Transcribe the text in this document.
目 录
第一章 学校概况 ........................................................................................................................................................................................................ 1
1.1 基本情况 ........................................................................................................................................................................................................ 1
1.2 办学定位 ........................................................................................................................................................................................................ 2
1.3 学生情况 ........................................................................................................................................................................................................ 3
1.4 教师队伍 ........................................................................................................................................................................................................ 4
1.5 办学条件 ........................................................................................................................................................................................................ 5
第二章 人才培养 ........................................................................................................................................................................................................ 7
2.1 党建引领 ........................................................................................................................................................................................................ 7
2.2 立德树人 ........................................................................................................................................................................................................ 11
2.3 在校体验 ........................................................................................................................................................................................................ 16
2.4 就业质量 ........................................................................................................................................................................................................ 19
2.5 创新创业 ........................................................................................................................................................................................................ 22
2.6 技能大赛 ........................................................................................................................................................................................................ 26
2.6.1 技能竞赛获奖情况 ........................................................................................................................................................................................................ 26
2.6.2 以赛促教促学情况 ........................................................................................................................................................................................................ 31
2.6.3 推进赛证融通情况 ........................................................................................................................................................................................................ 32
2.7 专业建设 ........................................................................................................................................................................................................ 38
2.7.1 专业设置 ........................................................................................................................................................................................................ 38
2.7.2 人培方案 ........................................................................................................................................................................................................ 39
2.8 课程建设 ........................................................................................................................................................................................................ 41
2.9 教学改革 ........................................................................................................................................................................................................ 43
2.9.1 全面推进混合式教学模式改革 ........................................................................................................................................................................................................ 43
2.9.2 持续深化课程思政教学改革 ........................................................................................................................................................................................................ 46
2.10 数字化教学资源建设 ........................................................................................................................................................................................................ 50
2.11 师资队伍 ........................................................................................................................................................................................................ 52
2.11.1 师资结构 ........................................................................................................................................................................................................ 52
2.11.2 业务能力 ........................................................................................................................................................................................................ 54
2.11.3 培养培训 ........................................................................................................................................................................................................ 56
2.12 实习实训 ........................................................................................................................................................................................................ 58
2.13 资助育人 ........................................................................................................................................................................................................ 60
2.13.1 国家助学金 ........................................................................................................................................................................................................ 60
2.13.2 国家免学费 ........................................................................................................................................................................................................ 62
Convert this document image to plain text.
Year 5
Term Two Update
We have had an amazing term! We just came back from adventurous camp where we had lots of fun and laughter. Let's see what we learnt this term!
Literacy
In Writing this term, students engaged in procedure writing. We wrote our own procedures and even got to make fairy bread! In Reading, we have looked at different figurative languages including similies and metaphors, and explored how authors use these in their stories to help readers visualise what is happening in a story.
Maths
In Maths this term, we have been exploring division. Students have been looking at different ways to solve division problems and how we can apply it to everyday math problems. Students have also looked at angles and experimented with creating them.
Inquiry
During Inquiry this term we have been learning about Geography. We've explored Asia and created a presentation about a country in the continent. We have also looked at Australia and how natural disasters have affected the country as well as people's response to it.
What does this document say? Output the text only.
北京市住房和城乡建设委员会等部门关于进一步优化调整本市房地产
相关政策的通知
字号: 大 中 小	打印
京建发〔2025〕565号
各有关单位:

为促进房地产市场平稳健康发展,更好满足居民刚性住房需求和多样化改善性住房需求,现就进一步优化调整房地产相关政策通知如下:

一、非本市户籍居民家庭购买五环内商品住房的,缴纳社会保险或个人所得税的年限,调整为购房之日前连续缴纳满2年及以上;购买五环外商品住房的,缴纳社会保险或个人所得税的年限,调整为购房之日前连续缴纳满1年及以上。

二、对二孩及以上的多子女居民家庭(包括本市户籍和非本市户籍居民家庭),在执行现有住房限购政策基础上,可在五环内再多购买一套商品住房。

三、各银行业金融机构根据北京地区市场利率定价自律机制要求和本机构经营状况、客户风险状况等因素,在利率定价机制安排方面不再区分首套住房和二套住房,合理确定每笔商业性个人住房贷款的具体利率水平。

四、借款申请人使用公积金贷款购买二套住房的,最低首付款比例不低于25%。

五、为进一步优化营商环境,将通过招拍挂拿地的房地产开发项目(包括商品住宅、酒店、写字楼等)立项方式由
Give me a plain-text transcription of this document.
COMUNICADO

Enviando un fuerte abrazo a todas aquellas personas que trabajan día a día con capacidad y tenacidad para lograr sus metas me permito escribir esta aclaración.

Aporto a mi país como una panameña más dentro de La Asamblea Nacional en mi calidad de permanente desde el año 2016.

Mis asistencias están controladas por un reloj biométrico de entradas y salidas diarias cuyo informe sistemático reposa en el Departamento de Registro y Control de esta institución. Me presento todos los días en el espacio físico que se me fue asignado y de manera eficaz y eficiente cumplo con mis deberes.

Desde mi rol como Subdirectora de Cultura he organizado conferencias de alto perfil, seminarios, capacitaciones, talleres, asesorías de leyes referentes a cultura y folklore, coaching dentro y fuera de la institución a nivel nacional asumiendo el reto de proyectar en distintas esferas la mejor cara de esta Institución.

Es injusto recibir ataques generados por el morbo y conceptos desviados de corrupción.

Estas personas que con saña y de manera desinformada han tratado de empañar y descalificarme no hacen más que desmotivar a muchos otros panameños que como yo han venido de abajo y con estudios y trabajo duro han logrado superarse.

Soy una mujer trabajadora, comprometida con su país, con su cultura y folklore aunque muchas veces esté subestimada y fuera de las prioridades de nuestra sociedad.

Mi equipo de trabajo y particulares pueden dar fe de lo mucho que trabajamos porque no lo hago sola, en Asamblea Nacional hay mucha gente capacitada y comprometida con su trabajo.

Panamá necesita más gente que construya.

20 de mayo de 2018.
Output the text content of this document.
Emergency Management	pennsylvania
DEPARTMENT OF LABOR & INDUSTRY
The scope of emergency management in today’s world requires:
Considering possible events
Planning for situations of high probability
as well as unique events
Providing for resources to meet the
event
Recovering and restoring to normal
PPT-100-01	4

-*-

Pick out each line containing the string "Maths" and copy it.

Maths
In Maths this term, we have been exploring division. Students have been looking at different ways to solve division problems and how we can apply it to everyday math problems. Students have also looked at angles and experimented with creating them.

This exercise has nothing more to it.